# [To be done]
Copy out every line that contains "Ntrans".
============
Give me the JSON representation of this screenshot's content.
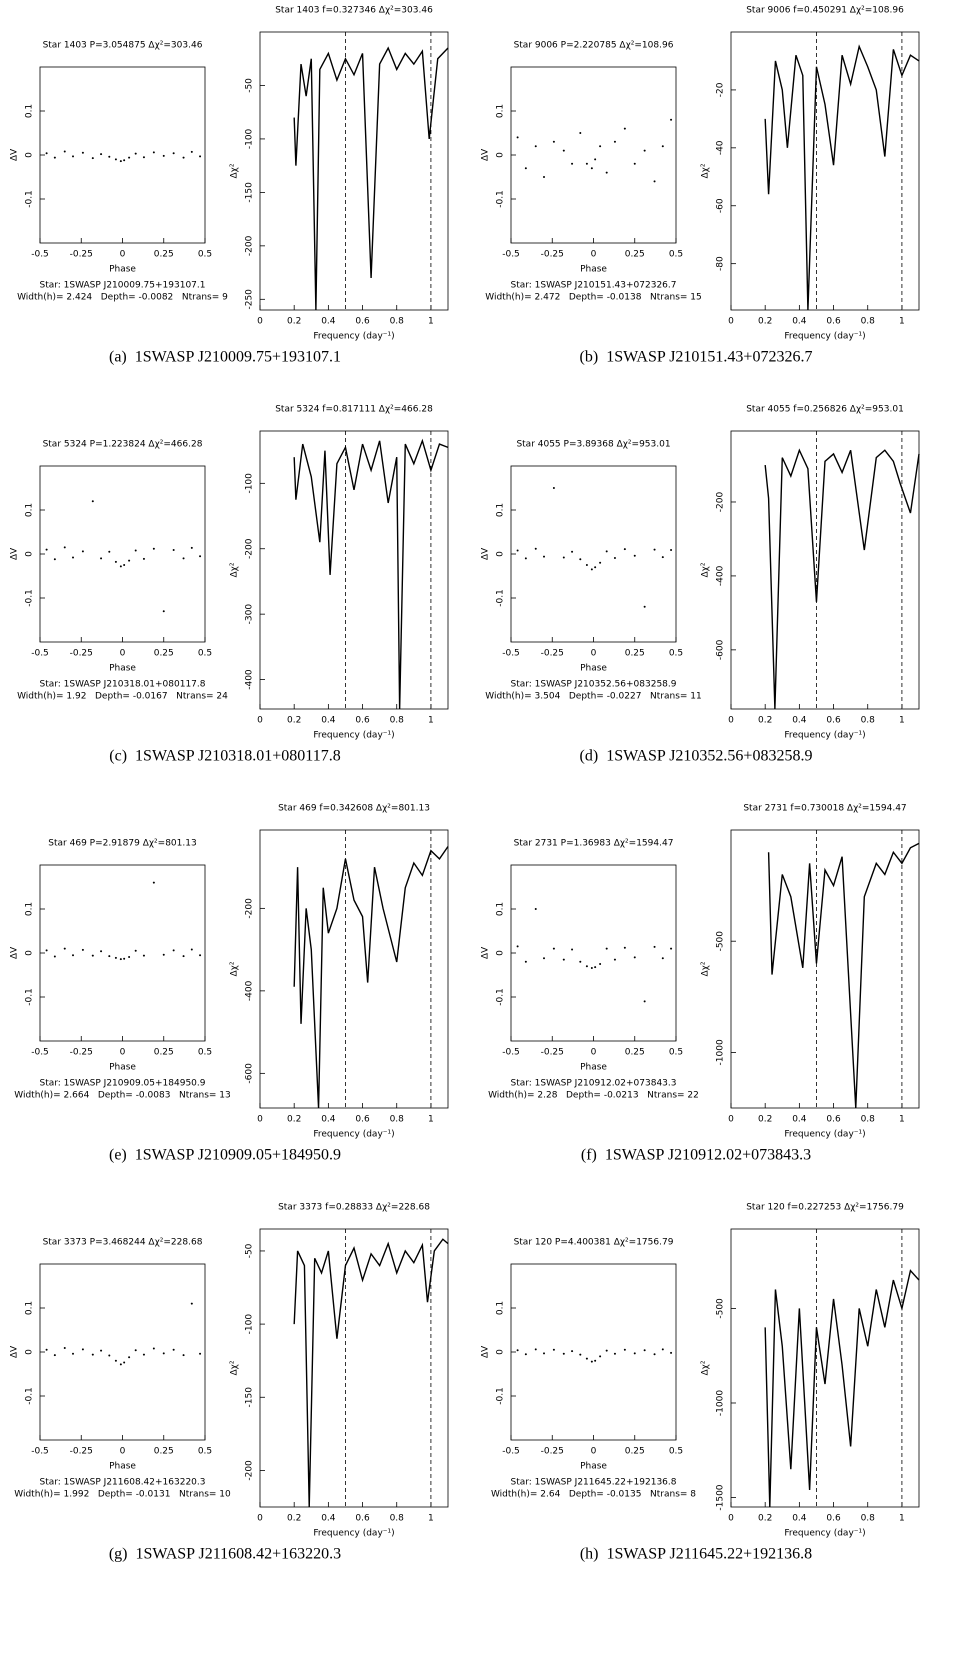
{
  "chart_data": [
    {
      "type": "scatter",
      "title": "Star 1403 P=3.054875 Δχ²=303.46",
      "xlabel": "Phase",
      "ylabel": "ΔV",
      "xlim": [
        -0.5,
        0.5
      ],
      "xticks": [
        -0.5,
        -0.25,
        0,
        0.25,
        0.5
      ],
      "ylim": [
        -0.2,
        0.2
      ],
      "yticks": [
        -0.1,
        0,
        0.1
      ],
      "color": "#000000",
      "annotations": [
        "Star: 1SWASP J210009.75+193107.1",
        "Width(h)= 2.424   Depth= -0.0082   Ntrans= 9"
      ],
      "x": [
        -0.46,
        -0.41,
        -0.35,
        -0.3,
        -0.24,
        -0.18,
        -0.13,
        -0.08,
        -0.04,
        -0.01,
        0.01,
        0.04,
        0.08,
        0.13,
        0.19,
        0.25,
        0.31,
        0.37,
        0.42,
        0.47
      ],
      "y": [
        0.004,
        -0.006,
        0.008,
        -0.003,
        0.005,
        -0.007,
        0.002,
        -0.004,
        -0.01,
        -0.014,
        -0.012,
        -0.006,
        0.003,
        -0.005,
        0.006,
        -0.002,
        0.004,
        -0.006,
        0.007,
        -0.003
      ]
    },
    {
      "type": "line",
      "title": "Star 1403 f=0.327346 Δχ²=303.46",
      "xlabel": "Frequency (day⁻¹)",
      "ylabel": "Δχ²",
      "xlim": [
        0,
        1.1
      ],
      "xticks": [
        0,
        0.2,
        0.4,
        0.6,
        0.8,
        1
      ],
      "ylim": [
        -260,
        0
      ],
      "yticks": [
        -50,
        -100,
        -150,
        -200,
        -250
      ],
      "vlines": [
        0.5,
        1
      ],
      "color": "#000000",
      "x": [
        0.2,
        0.21,
        0.24,
        0.27,
        0.3,
        0.327,
        0.35,
        0.4,
        0.45,
        0.5,
        0.55,
        0.6,
        0.65,
        0.7,
        0.75,
        0.8,
        0.85,
        0.9,
        0.95,
        0.99,
        1.04,
        1.1
      ],
      "y": [
        -80,
        -125,
        -30,
        -60,
        -25,
        -260,
        -35,
        -20,
        -45,
        -25,
        -40,
        -20,
        -230,
        -30,
        -15,
        -35,
        -20,
        -30,
        -18,
        -100,
        -25,
        -15
      ]
    },
    {
      "type": "scatter",
      "title": "Star 9006 P=2.220785 Δχ²=108.96",
      "xlabel": "Phase",
      "ylabel": "ΔV",
      "xlim": [
        -0.5,
        0.5
      ],
      "xticks": [
        -0.5,
        -0.25,
        0,
        0.25,
        0.5
      ],
      "ylim": [
        -0.2,
        0.2
      ],
      "yticks": [
        -0.1,
        0,
        0.1
      ],
      "color": "#000000",
      "annotations": [
        "Star: 1SWASP J210151.43+072326.7",
        "Width(h)= 2.472   Depth= -0.0138   Ntrans= 15"
      ],
      "x": [
        -0.46,
        -0.41,
        -0.35,
        -0.3,
        -0.24,
        -0.18,
        -0.13,
        -0.08,
        -0.04,
        -0.01,
        0.01,
        0.04,
        0.08,
        0.13,
        0.19,
        0.25,
        0.31,
        0.37,
        0.42,
        0.47
      ],
      "y": [
        0.04,
        -0.03,
        0.02,
        -0.05,
        0.03,
        0.01,
        -0.02,
        0.05,
        -0.02,
        -0.03,
        -0.01,
        0.02,
        -0.04,
        0.03,
        0.06,
        -0.02,
        0.01,
        -0.06,
        0.02,
        0.08
      ]
    },
    {
      "type": "line",
      "title": "Star 9006 f=0.450291 Δχ²=108.96",
      "xlabel": "Frequency (day⁻¹)",
      "ylabel": "Δχ²",
      "xlim": [
        0,
        1.1
      ],
      "xticks": [
        0,
        0.2,
        0.4,
        0.6,
        0.8,
        1
      ],
      "ylim": [
        -96,
        0
      ],
      "yticks": [
        -20,
        -40,
        -60,
        -80
      ],
      "vlines": [
        0.5,
        1
      ],
      "color": "#000000",
      "x": [
        0.2,
        0.22,
        0.26,
        0.3,
        0.33,
        0.38,
        0.42,
        0.45,
        0.5,
        0.55,
        0.6,
        0.65,
        0.7,
        0.75,
        0.8,
        0.85,
        0.9,
        0.95,
        1,
        1.05,
        1.1
      ],
      "y": [
        -30,
        -56,
        -10,
        -20,
        -40,
        -8,
        -15,
        -96,
        -12,
        -25,
        -46,
        -8,
        -18,
        -5,
        -12,
        -20,
        -43,
        -6,
        -15,
        -8,
        -10
      ]
    },
    {
      "type": "scatter",
      "title": "Star 5324 P=1.223824 Δχ²=466.28",
      "xlabel": "Phase",
      "ylabel": "ΔV",
      "xlim": [
        -0.5,
        0.5
      ],
      "xticks": [
        -0.5,
        -0.25,
        0,
        0.25,
        0.5
      ],
      "ylim": [
        -0.2,
        0.2
      ],
      "yticks": [
        -0.1,
        0,
        0.1
      ],
      "color": "#000000",
      "annotations": [
        "Star: 1SWASP J210318.01+080117.8",
        "Width(h)= 1.92   Depth= -0.0167   Ntrans= 24"
      ],
      "x": [
        -0.46,
        -0.41,
        -0.35,
        -0.3,
        -0.24,
        -0.18,
        -0.13,
        -0.08,
        -0.04,
        -0.01,
        0.01,
        0.04,
        0.08,
        0.13,
        0.19,
        0.25,
        0.31,
        0.37,
        0.42,
        0.47
      ],
      "y": [
        0.01,
        -0.012,
        0.015,
        -0.008,
        0.006,
        0.12,
        -0.01,
        0.005,
        -0.018,
        -0.028,
        -0.025,
        -0.015,
        0.008,
        -0.011,
        0.012,
        -0.13,
        0.009,
        -0.01,
        0.014,
        -0.005
      ]
    },
    {
      "type": "line",
      "title": "Star 5324 f=0.817111 Δχ²=466.28",
      "xlabel": "Frequency (day⁻¹)",
      "ylabel": "Δχ²",
      "xlim": [
        0,
        1.1
      ],
      "xticks": [
        0,
        0.2,
        0.4,
        0.6,
        0.8,
        1
      ],
      "ylim": [
        -445,
        -20
      ],
      "yticks": [
        -100,
        -200,
        -300,
        -400
      ],
      "vlines": [
        0.5,
        1
      ],
      "color": "#000000",
      "x": [
        0.2,
        0.21,
        0.25,
        0.3,
        0.35,
        0.38,
        0.41,
        0.45,
        0.5,
        0.55,
        0.6,
        0.65,
        0.7,
        0.75,
        0.8,
        0.817,
        0.85,
        0.9,
        0.95,
        1,
        1.05,
        1.1
      ],
      "y": [
        -60,
        -125,
        -40,
        -90,
        -190,
        -50,
        -240,
        -70,
        -45,
        -110,
        -40,
        -80,
        -35,
        -130,
        -60,
        -445,
        -40,
        -70,
        -35,
        -80,
        -40,
        -45
      ]
    },
    {
      "type": "scatter",
      "title": "Star 4055 P=3.89368 Δχ²=953.01",
      "xlabel": "Phase",
      "ylabel": "ΔV",
      "xlim": [
        -0.5,
        0.5
      ],
      "xticks": [
        -0.5,
        -0.25,
        0,
        0.25,
        0.5
      ],
      "ylim": [
        -0.2,
        0.2
      ],
      "yticks": [
        -0.1,
        0,
        0.1
      ],
      "color": "#000000",
      "annotations": [
        "Star: 1SWASP J210352.56+083258.9",
        "Width(h)= 3.504   Depth= -0.0227   Ntrans= 11"
      ],
      "x": [
        -0.46,
        -0.41,
        -0.35,
        -0.3,
        -0.24,
        -0.18,
        -0.13,
        -0.08,
        -0.04,
        -0.01,
        0.01,
        0.04,
        0.08,
        0.13,
        0.19,
        0.25,
        0.31,
        0.37,
        0.42,
        0.47
      ],
      "y": [
        0.008,
        -0.01,
        0.012,
        -0.006,
        0.15,
        -0.008,
        0.005,
        -0.012,
        -0.025,
        -0.035,
        -0.03,
        -0.02,
        0.006,
        -0.009,
        0.011,
        -0.004,
        -0.12,
        0.01,
        -0.007,
        0.009
      ]
    },
    {
      "type": "line",
      "title": "Star 4055 f=0.256826 Δχ²=953.01",
      "xlabel": "Frequency (day⁻¹)",
      "ylabel": "Δχ²",
      "xlim": [
        0,
        1.1
      ],
      "xticks": [
        0,
        0.2,
        0.4,
        0.6,
        0.8,
        1
      ],
      "ylim": [
        -760,
        -8
      ],
      "yticks": [
        -200,
        -400,
        -600
      ],
      "vlines": [
        0.5,
        1
      ],
      "color": "#000000",
      "x": [
        0.2,
        0.22,
        0.2568,
        0.3,
        0.35,
        0.4,
        0.45,
        0.5,
        0.55,
        0.6,
        0.65,
        0.7,
        0.78,
        0.85,
        0.9,
        0.95,
        0.99,
        1.05,
        1.1
      ],
      "y": [
        -100,
        -190,
        -760,
        -80,
        -130,
        -60,
        -110,
        -470,
        -90,
        -70,
        -120,
        -60,
        -330,
        -80,
        -60,
        -90,
        -150,
        -230,
        -70
      ]
    },
    {
      "type": "scatter",
      "title": "Star 469 P=2.91879 Δχ²=801.13",
      "xlabel": "Phase",
      "ylabel": "ΔV",
      "xlim": [
        -0.5,
        0.5
      ],
      "xticks": [
        -0.5,
        -0.25,
        0,
        0.25,
        0.5
      ],
      "ylim": [
        -0.2,
        0.2
      ],
      "yticks": [
        -0.1,
        0,
        0.1
      ],
      "color": "#000000",
      "annotations": [
        "Star: 1SWASP J210909.05+184950.9",
        "Width(h)= 2.664   Depth= -0.0083   Ntrans= 13"
      ],
      "x": [
        -0.46,
        -0.41,
        -0.35,
        -0.3,
        -0.24,
        -0.18,
        -0.13,
        -0.08,
        -0.04,
        -0.01,
        0.01,
        0.04,
        0.08,
        0.13,
        0.19,
        0.25,
        0.31,
        0.37,
        0.42,
        0.47
      ],
      "y": [
        0.006,
        -0.008,
        0.01,
        -0.005,
        0.007,
        -0.006,
        0.004,
        -0.007,
        -0.011,
        -0.014,
        -0.013,
        -0.009,
        0.005,
        -0.006,
        0.16,
        -0.004,
        0.006,
        -0.007,
        0.008,
        -0.005
      ]
    },
    {
      "type": "line",
      "title": "Star 469 f=0.342608 Δχ²=801.13",
      "xlabel": "Frequency (day⁻¹)",
      "ylabel": "Δχ²",
      "xlim": [
        0,
        1.1
      ],
      "xticks": [
        0,
        0.2,
        0.4,
        0.6,
        0.8,
        1
      ],
      "ylim": [
        -684,
        -10
      ],
      "yticks": [
        -200,
        -400,
        -600
      ],
      "vlines": [
        0.5,
        1
      ],
      "color": "#000000",
      "x": [
        0.2,
        0.22,
        0.24,
        0.27,
        0.3,
        0.3426,
        0.37,
        0.4,
        0.45,
        0.5,
        0.55,
        0.6,
        0.63,
        0.67,
        0.72,
        0.8,
        0.85,
        0.9,
        0.95,
        1,
        1.05,
        1.1
      ],
      "y": [
        -390,
        -100,
        -480,
        -200,
        -300,
        -684,
        -150,
        -260,
        -200,
        -80,
        -180,
        -220,
        -380,
        -100,
        -200,
        -330,
        -150,
        -90,
        -120,
        -60,
        -80,
        -50
      ]
    },
    {
      "type": "scatter",
      "title": "Star 2731 P=1.36983 Δχ²=1594.47",
      "xlabel": "Phase",
      "ylabel": "ΔV",
      "xlim": [
        -0.5,
        0.5
      ],
      "xticks": [
        -0.5,
        -0.25,
        0,
        0.25,
        0.5
      ],
      "ylim": [
        -0.2,
        0.2
      ],
      "yticks": [
        -0.1,
        0,
        0.1
      ],
      "color": "#000000",
      "annotations": [
        "Star: 1SWASP J210912.02+073843.3",
        "Width(h)= 2.28   Depth= -0.0213   Ntrans= 22"
      ],
      "x": [
        -0.46,
        -0.41,
        -0.35,
        -0.3,
        -0.24,
        -0.18,
        -0.13,
        -0.08,
        -0.04,
        -0.01,
        0.01,
        0.04,
        0.08,
        0.13,
        0.19,
        0.25,
        0.31,
        0.37,
        0.42,
        0.47
      ],
      "y": [
        0.015,
        -0.02,
        0.1,
        -0.012,
        0.01,
        -0.015,
        0.008,
        -0.02,
        -0.03,
        -0.034,
        -0.032,
        -0.025,
        0.01,
        -0.015,
        0.012,
        -0.01,
        -0.11,
        0.014,
        -0.012,
        0.01
      ]
    },
    {
      "type": "line",
      "title": "Star 2731 f=0.730018 Δχ²=1594.47",
      "xlabel": "Frequency (day⁻¹)",
      "ylabel": "Δχ²",
      "xlim": [
        0,
        1.1
      ],
      "xticks": [
        0,
        0.2,
        0.4,
        0.6,
        0.8,
        1
      ],
      "ylim": [
        -1250,
        0
      ],
      "yticks": [
        -500,
        -1000
      ],
      "vlines": [
        0.5,
        1
      ],
      "color": "#000000",
      "x": [
        0.22,
        0.24,
        0.3,
        0.35,
        0.42,
        0.46,
        0.5,
        0.55,
        0.6,
        0.65,
        0.73,
        0.78,
        0.85,
        0.9,
        0.95,
        1,
        1.05,
        1.1
      ],
      "y": [
        -100,
        -650,
        -200,
        -300,
        -620,
        -150,
        -600,
        -180,
        -250,
        -120,
        -1250,
        -300,
        -150,
        -200,
        -100,
        -150,
        -80,
        -60
      ]
    },
    {
      "type": "scatter",
      "title": "Star 3373 P=3.468244 Δχ²=228.68",
      "xlabel": "Phase",
      "ylabel": "ΔV",
      "xlim": [
        -0.5,
        0.5
      ],
      "xticks": [
        -0.5,
        -0.25,
        0,
        0.25,
        0.5
      ],
      "ylim": [
        -0.2,
        0.2
      ],
      "yticks": [
        -0.1,
        0,
        0.1
      ],
      "color": "#000000",
      "annotations": [
        "Star: 1SWASP J211608.42+163220.3",
        "Width(h)= 1.992   Depth= -0.0131   Ntrans= 10"
      ],
      "x": [
        -0.46,
        -0.41,
        -0.35,
        -0.3,
        -0.24,
        -0.18,
        -0.13,
        -0.08,
        -0.04,
        -0.01,
        0.01,
        0.04,
        0.08,
        0.13,
        0.19,
        0.25,
        0.31,
        0.37,
        0.42,
        0.47
      ],
      "y": [
        0.005,
        -0.007,
        0.009,
        -0.004,
        0.006,
        -0.006,
        0.003,
        -0.008,
        -0.02,
        -0.028,
        -0.024,
        -0.012,
        0.004,
        -0.006,
        0.008,
        -0.003,
        0.005,
        -0.007,
        0.11,
        -0.004
      ]
    },
    {
      "type": "line",
      "title": "Star 3373 f=0.28833 Δχ²=228.68",
      "xlabel": "Frequency (day⁻¹)",
      "ylabel": "Δχ²",
      "xlim": [
        0,
        1.1
      ],
      "xticks": [
        0,
        0.2,
        0.4,
        0.6,
        0.8,
        1
      ],
      "ylim": [
        -225,
        -35
      ],
      "yticks": [
        -50,
        -100,
        -150,
        -200
      ],
      "vlines": [
        0.5,
        1
      ],
      "color": "#000000",
      "x": [
        0.2,
        0.22,
        0.26,
        0.288,
        0.32,
        0.36,
        0.4,
        0.45,
        0.5,
        0.55,
        0.6,
        0.65,
        0.7,
        0.75,
        0.8,
        0.85,
        0.9,
        0.95,
        0.98,
        1.02,
        1.07,
        1.1
      ],
      "y": [
        -100,
        -50,
        -60,
        -225,
        -55,
        -65,
        -50,
        -110,
        -60,
        -48,
        -70,
        -52,
        -60,
        -45,
        -65,
        -50,
        -58,
        -46,
        -85,
        -50,
        -42,
        -45
      ]
    },
    {
      "type": "scatter",
      "title": "Star 120 P=4.400381 Δχ²=1756.79",
      "xlabel": "Phase",
      "ylabel": "ΔV",
      "xlim": [
        -0.5,
        0.5
      ],
      "xticks": [
        -0.5,
        -0.25,
        0,
        0.25,
        0.5
      ],
      "ylim": [
        -0.2,
        0.2
      ],
      "yticks": [
        -0.1,
        0,
        0.1
      ],
      "color": "#000000",
      "annotations": [
        "Star: 1SWASP J211645.22+192136.8",
        "Width(h)= 2.64   Depth= -0.0135   Ntrans= 8"
      ],
      "x": [
        -0.46,
        -0.41,
        -0.35,
        -0.3,
        -0.24,
        -0.18,
        -0.13,
        -0.08,
        -0.04,
        -0.01,
        0.01,
        0.04,
        0.08,
        0.13,
        0.19,
        0.25,
        0.31,
        0.37,
        0.42,
        0.47
      ],
      "y": [
        0.004,
        -0.005,
        0.006,
        -0.003,
        0.005,
        -0.004,
        0.002,
        -0.006,
        -0.015,
        -0.022,
        -0.02,
        -0.01,
        0.003,
        -0.004,
        0.005,
        -0.003,
        0.004,
        -0.005,
        0.006,
        -0.002
      ]
    },
    {
      "type": "line",
      "title": "Star 120 f=0.227253 Δχ²=1756.79",
      "xlabel": "Frequency (day⁻¹)",
      "ylabel": "Δχ²",
      "xlim": [
        0,
        1.1
      ],
      "xticks": [
        0,
        0.2,
        0.4,
        0.6,
        0.8,
        1
      ],
      "ylim": [
        -1550,
        -80
      ],
      "yticks": [
        -500,
        -1000,
        -1500
      ],
      "vlines": [
        0.5,
        1
      ],
      "color": "#000000",
      "x": [
        0.2,
        0.227,
        0.26,
        0.3,
        0.35,
        0.4,
        0.46,
        0.5,
        0.55,
        0.6,
        0.65,
        0.7,
        0.75,
        0.8,
        0.85,
        0.9,
        0.95,
        1,
        1.05,
        1.1
      ],
      "y": [
        -600,
        -1550,
        -400,
        -700,
        -1350,
        -500,
        -1460,
        -600,
        -900,
        -450,
        -800,
        -1230,
        -500,
        -700,
        -400,
        -600,
        -350,
        -500,
        -300,
        -350
      ]
    }
  ],
  "captions": [
    "(a)  1SWASP J210009.75+193107.1",
    "(b)  1SWASP J210151.43+072326.7",
    "(c)  1SWASP J210318.01+080117.8",
    "(d)  1SWASP J210352.56+083258.9",
    "(e)  1SWASP J210909.05+184950.9",
    "(f)  1SWASP J210912.02+073843.3",
    "(g)  1SWASP J211608.42+163220.3",
    "(h)  1SWASP J211645.22+192136.8"
  ]
}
============
# [Expected output]
        "Width(h)= 2.424   Depth= -0.0082   Ntrans= 9"
        "Width(h)= 2.472   Depth= -0.0138   Ntrans= 15"
        "Width(h)= 1.92   Depth= -0.0167   Ntrans= 24"
        "Width(h)= 3.504   Depth= -0.0227   Ntrans= 11"
        "Width(h)= 2.664   Depth= -0.0083   Ntrans= 13"
        "Width(h)= 2.28   Depth= -0.0213   Ntrans= 22"
        "Width(h)= 1.992   Depth= -0.0131   Ntrans= 10"
        "Width(h)= 2.64   Depth= -0.0135   Ntrans= 8"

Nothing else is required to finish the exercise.